# THE PROBLEM
Recast the lines of the items below as a Markdown table with a Row column holding a running number and an Item line column holding each line, skipping any blank lines.

Some records
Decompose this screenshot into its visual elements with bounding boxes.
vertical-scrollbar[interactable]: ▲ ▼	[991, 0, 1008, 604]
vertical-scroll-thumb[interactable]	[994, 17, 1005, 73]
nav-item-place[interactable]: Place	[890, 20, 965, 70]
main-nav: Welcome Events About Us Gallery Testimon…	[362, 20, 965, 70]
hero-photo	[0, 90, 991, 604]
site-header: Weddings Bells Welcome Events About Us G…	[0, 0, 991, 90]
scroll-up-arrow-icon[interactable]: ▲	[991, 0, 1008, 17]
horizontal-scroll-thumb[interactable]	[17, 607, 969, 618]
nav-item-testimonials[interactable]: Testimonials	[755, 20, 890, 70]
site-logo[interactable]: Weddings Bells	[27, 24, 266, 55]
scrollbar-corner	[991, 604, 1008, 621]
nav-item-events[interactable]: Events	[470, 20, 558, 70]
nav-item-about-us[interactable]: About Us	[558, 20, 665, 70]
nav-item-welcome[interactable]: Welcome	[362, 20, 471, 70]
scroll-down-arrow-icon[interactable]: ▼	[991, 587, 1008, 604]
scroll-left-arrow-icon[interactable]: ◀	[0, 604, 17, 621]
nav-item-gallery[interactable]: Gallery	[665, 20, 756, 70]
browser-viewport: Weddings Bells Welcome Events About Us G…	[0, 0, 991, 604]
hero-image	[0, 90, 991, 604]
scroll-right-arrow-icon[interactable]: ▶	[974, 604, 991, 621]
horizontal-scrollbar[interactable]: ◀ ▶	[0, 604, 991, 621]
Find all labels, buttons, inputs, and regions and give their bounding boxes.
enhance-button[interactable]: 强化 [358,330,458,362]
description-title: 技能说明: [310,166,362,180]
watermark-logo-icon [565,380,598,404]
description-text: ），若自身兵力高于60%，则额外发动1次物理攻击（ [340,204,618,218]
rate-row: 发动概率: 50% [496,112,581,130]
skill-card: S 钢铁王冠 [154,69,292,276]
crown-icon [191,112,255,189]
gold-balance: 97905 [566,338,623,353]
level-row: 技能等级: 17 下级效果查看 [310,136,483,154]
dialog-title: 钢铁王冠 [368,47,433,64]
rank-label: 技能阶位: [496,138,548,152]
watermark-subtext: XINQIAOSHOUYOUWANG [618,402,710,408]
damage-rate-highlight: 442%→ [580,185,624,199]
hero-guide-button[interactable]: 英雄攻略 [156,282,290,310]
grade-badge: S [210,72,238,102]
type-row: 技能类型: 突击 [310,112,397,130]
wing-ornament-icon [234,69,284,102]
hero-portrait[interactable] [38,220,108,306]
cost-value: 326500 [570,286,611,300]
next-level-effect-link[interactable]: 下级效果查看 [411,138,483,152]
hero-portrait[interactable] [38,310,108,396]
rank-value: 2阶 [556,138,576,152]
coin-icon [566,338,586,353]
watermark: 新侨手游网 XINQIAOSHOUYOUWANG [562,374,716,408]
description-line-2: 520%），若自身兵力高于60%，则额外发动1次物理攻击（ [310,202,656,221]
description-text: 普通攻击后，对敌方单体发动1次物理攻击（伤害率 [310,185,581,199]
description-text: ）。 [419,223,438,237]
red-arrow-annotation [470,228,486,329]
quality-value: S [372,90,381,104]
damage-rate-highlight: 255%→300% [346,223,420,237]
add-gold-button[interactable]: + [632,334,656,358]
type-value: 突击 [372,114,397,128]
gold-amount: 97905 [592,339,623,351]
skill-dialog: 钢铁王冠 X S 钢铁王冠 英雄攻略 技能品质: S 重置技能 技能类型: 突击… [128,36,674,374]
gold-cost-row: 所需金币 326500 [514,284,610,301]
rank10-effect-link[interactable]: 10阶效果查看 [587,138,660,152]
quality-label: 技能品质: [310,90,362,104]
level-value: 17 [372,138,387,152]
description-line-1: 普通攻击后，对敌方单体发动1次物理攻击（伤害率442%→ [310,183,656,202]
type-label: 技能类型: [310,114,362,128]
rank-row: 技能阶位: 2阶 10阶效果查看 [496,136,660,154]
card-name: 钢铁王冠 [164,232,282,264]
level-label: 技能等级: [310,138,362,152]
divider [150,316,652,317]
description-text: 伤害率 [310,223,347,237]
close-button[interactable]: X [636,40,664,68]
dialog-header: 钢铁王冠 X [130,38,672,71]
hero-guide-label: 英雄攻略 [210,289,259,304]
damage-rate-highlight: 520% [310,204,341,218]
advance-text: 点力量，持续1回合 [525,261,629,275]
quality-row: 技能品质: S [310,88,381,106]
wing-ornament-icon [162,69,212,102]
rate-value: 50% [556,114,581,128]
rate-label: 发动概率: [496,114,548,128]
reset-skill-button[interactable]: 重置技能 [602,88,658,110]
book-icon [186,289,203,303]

# EXERCISE OUTPUT
| Row | Item line |
|---|---|
| 1 | Decompose this screenshot into its visual elements with bounding boxes. |
| 2 | vertical-scrollbar[interactable]: ▲ ▼	[991, 0, 1008, 604] |
| 3 | vertical-scroll-thumb[interactable]	[994, 17, 1005, 73] |
| 4 | nav-item-place[interactable]: Place	[890, 20, 965, 70] |
| 5 | main-nav: Welcome Events About Us Gallery Testimon…	[362, 20, 965, 70] |
| 6 | hero-photo	[0, 90, 991, 604] |
| 7 | site-header: Weddings Bells Welcome Events About Us G…	[0, 0, 991, 90] |
| 8 | scroll-up-arrow-icon[interactable]: ▲	[991, 0, 1008, 17] |
| 9 | horizontal-scroll-thumb[interactable]	[17, 607, 969, 618] |
| 10 | nav-item-testimonials[interactable]: Testimonials	[755, 20, 890, 70] |
| 11 | site-logo[interactable]: Weddings Bells	[27, 24, 266, 55] |
| 12 | scrollbar-corner	[991, 604, 1008, 621] |
| 13 | nav-item-events[interactable]: Events	[470, 20, 558, 70] |
| 14 | nav-item-about-us[interactable]: About Us	[558, 20, 665, 70] |
| 15 | nav-item-welcome[interactable]: Welcome	[362, 20, 471, 70] |
| 16 | scroll-down-arrow-icon[interactable]: ▼	[991, 587, 1008, 604] |
| 17 | scroll-left-arrow-icon[interactable]: ◀	[0, 604, 17, 621] |
| 18 | nav-item-gallery[interactable]: Gallery	[665, 20, 756, 70] |
| 19 | browser-viewport: Weddings Bells Welcome Events About Us G…	[0, 0, 991, 604] |
| 20 | hero-image	[0, 90, 991, 604] |
| 21 | scroll-right-arrow-icon[interactable]: ▶	[974, 604, 991, 621] |
| 22 | horizontal-scrollbar[interactable]: ◀ ▶	[0, 604, 991, 621] |
| 23 | Find all labels, buttons, inputs, and regions and give their bounding boxes. |
| 24 | enhance-button[interactable]: 强化 [358,330,458,362] |
| 25 | description-title: 技能说明: [310,166,362,180] |
| 26 | watermark-logo-icon [565,380,598,404] |
| 27 | description-text: ），若自身兵力高于60%，则额外发动1次物理攻击（ [340,204,618,218] |
| 28 | rate-row: 发动概率: 50% [496,112,581,130] |
| 29 | skill-card: S 钢铁王冠 [154,69,292,276] |
| 30 | crown-icon [191,112,255,189] |
| 31 | gold-balance: 97905 [566,338,623,353] |
| 32 | level-row: 技能等级: 17 下级效果查看 [310,136,483,154] |
| 33 | dialog-title: 钢铁王冠 [368,47,433,64] |
| 34 | rank-label: 技能阶位: [496,138,548,152] |
| 35 | watermark-subtext: XINQIAOSHOUYOUWANG [618,402,710,408] |
| 36 | damage-rate-highlight: 442%→ [580,185,624,199] |
| 37 | hero-guide-button[interactable]: 英雄攻略 [156,282,290,310] |
| 38 | grade-badge: S [210,72,238,102] |
| 39 | type-row: 技能类型: 突击 [310,112,397,130] |
| 40 | wing-ornament-icon [234,69,284,102] |
| 41 | hero-portrait[interactable] [38,220,108,306] |
| 42 | cost-value: 326500 [570,286,611,300] |
| 43 | next-level-effect-link[interactable]: 下级效果查看 [411,138,483,152] |
| 44 | hero-portrait[interactable] [38,310,108,396] |
| 45 | rank-value: 2阶 [556,138,576,152] |
| 46 | coin-icon [566,338,586,353] |
| 47 | watermark: 新侨手游网 XINQIAOSHOUYOUWANG [562,374,716,408] |
| 48 | description-line-2: 520%），若自身兵力高于60%，则额外发动1次物理攻击（ [310,202,656,221] |
| 49 | description-text: 普通攻击后，对敌方单体发动1次物理攻击（伤害率 [310,185,581,199] |
| 50 | description-text: ）。 [419,223,438,237] |
| 51 | red-arrow-annotation [470,228,486,329] |
| 52 | quality-value: S [372,90,381,104] |
| 53 | damage-rate-highlight: 255%→300% [346,223,420,237] |
| 54 | add-gold-button[interactable]: + [632,334,656,358] |
| 55 | type-value: 突击 [372,114,397,128] |
| 56 | gold-amount: 97905 [592,339,623,351] |
| 57 | skill-dialog: 钢铁王冠 X S 钢铁王冠 英雄攻略 技能品质: S 重置技能 技能类型: 突击… [128,36,674,374] |
| 58 | gold-cost-row: 所需金币 326500 [514,284,610,301] |
| 59 | rank10-effect-link[interactable]: 10阶效果查看 [587,138,660,152] |
| 60 | quality-label: 技能品质: [310,90,362,104] |
| 61 | level-value: 17 [372,138,387,152] |
| 62 | description-line-1: 普通攻击后，对敌方单体发动1次物理攻击（伤害率442%→ [310,183,656,202] |
| 63 | type-label: 技能类型: [310,114,362,128] |
| 64 | rank-row: 技能阶位: 2阶 10阶效果查看 [496,136,660,154] |
| 65 | card-name: 钢铁王冠 [164,232,282,264] |
| 66 | level-label: 技能等级: [310,138,362,152] |
| 67 | divider [150,316,652,317] |
| 68 | description-text: 伤害率 [310,223,347,237] |
| 69 | close-button[interactable]: X [636,40,664,68] |
| 70 | dialog-header: 钢铁王冠 X [130,38,672,71] |
| 71 | hero-guide-label: 英雄攻略 [210,289,259,304] |
| 72 | damage-rate-highlight: 520% [310,204,341,218] |
| 73 | advance-text: 点力量，持续1回合 [525,261,629,275] |
| 74 | quality-row: 技能品质: S [310,88,381,106] |
| 75 | wing-ornament-icon [162,69,212,102] |
| 76 | rate-value: 50% [556,114,581,128] |
| 77 | rate-label: 发动概率: [496,114,548,128] |
| 78 | reset-skill-button[interactable]: 重置技能 [602,88,658,110] |
| 79 | book-icon [186,289,203,303] |